**SOURCE MATERIAL**.
>>>>>

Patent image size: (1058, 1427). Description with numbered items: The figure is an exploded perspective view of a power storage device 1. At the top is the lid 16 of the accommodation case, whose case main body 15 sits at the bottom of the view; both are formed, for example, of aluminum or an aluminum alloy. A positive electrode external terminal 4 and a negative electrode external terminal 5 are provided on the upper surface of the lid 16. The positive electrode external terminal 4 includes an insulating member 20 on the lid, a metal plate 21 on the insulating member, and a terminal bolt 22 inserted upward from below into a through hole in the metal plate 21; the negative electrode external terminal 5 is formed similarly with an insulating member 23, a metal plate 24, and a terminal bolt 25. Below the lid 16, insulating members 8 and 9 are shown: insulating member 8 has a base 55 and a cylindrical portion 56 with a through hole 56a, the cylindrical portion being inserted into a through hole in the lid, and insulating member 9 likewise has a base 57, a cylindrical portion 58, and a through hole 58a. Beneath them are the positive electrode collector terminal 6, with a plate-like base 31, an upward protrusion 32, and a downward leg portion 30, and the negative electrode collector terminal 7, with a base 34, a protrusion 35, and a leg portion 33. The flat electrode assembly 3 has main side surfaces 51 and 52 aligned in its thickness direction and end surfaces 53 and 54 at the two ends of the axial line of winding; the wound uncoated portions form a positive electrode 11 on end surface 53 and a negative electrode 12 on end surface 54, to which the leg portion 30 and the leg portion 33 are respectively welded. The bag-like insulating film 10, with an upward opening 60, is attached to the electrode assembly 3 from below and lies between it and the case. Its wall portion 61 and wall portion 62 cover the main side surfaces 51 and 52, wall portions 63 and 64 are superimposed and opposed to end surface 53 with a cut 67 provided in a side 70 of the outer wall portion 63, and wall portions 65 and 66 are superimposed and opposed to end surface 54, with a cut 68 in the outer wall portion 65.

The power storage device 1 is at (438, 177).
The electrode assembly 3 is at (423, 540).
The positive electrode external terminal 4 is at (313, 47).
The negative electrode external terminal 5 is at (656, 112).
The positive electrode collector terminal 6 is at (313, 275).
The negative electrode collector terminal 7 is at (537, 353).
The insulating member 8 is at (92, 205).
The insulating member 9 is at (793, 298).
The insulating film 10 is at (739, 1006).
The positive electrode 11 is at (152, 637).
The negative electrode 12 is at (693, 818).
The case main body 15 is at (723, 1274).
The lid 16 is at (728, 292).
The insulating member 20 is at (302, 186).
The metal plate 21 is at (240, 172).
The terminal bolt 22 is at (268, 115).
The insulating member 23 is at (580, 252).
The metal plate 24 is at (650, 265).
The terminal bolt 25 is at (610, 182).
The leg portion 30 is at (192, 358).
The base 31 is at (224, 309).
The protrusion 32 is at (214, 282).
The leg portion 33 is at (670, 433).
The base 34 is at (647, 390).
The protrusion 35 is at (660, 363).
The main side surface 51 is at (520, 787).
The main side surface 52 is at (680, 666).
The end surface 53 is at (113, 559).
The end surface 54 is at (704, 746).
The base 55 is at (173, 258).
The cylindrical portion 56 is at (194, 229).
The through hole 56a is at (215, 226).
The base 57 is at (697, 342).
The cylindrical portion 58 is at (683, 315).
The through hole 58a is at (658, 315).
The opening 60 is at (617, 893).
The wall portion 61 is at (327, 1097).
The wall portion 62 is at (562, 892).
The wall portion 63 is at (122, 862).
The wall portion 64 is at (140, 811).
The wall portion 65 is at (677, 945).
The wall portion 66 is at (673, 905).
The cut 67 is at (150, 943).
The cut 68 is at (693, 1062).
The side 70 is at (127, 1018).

<<<<<

**EXERCISE REQUIREMENTS**.
Reproduce every one of the records above word for word.

**TASK OUTPUT**.
Patent image size: (1058, 1427). Description with numbered items: The figure is an exploded perspective view of a power storage device 1. At the top is the lid 16 of the accommodation case, whose case main body 15 sits at the bottom of the view; both are formed, for example, of aluminum or an aluminum alloy. A positive electrode external terminal 4 and a negative electrode external terminal 5 are provided on the upper surface of the lid 16. The positive electrode external terminal 4 includes an insulating member 20 on the lid, a metal plate 21 on the insulating member, and a terminal bolt 22 inserted upward from below into a through hole in the metal plate 21; the negative electrode external terminal 5 is formed similarly with an insulating member 23, a metal plate 24, and a terminal bolt 25. Below the lid 16, insulating members 8 and 9 are shown: insulating member 8 has a base 55 and a cylindrical portion 56 with a through hole 56a, the cylindrical portion being inserted into a through hole in the lid, and insulating member 9 likewise has a base 57, a cylindrical portion 58, and a through hole 58a. Beneath them are the positive electrode collector terminal 6, with a plate-like base 31, an upward protrusion 32, and a downward leg portion 30, and the negative electrode collector terminal 7, with a base 34, a protrusion 35, and a leg portion 33. The flat electrode assembly 3 has main side surfaces 51 and 52 aligned in its thickness direction and end surfaces 53 and 54 at the two ends of the axial line of winding; the wound uncoated portions form a positive electrode 11 on end surface 53 and a negative electrode 12 on end surface 54, to which the leg portion 30 and the leg portion 33 are respectively welded. The bag-like insulating film 10, with an upward opening 60, is attached to the electrode assembly 3 from below and lies between it and the case. Its wall portion 61 and wall portion 62 cover the main side surfaces 51 and 52, wall portions 63 and 64 are superimposed and opposed to end surface 53 with a cut 67 provided in a side 70 of the outer wall portion 63, and wall portions 65 and 66 are superimposed and opposed to end surface 54, with a cut 68 in the outer wall portion 65.

The power storage device 1 is at (438, 177).
The electrode assembly 3 is at (423, 540).
The positive electrode external terminal 4 is at (313, 47).
The negative electrode external terminal 5 is at (656, 112).
The positive electrode collector terminal 6 is at (313, 275).
The negative electrode collector terminal 7 is at (537, 353).
The insulating member 8 is at (92, 205).
The insulating member 9 is at (793, 298).
The insulating film 10 is at (739, 1006).
The positive electrode 11 is at (152, 637).
The negative electrode 12 is at (693, 818).
The case main body 15 is at (723, 1274).
The lid 16 is at (728, 292).
The insulating member 20 is at (302, 186).
The metal plate 21 is at (240, 172).
The terminal bolt 22 is at (268, 115).
The insulating member 23 is at (580, 252).
The metal plate 24 is at (650, 265).
The terminal bolt 25 is at (610, 182).
The leg portion 30 is at (192, 358).
The base 31 is at (224, 309).
The protrusion 32 is at (214, 282).
The leg portion 33 is at (670, 433).
The base 34 is at (647, 390).
The protrusion 35 is at (660, 363).
The main side surface 51 is at (520, 787).
The main side surface 52 is at (680, 666).
The end surface 53 is at (113, 559).
The end surface 54 is at (704, 746).
The base 55 is at (173, 258).
The cylindrical portion 56 is at (194, 229).
The through hole 56a is at (215, 226).
The base 57 is at (697, 342).
The cylindrical portion 58 is at (683, 315).
The through hole 58a is at (658, 315).
The opening 60 is at (617, 893).
The wall portion 61 is at (327, 1097).
The wall portion 62 is at (562, 892).
The wall portion 63 is at (122, 862).
The wall portion 64 is at (140, 811).
The wall portion 65 is at (677, 945).
The wall portion 66 is at (673, 905).
The cut 67 is at (150, 943).
The cut 68 is at (693, 1062).
The side 70 is at (127, 1018).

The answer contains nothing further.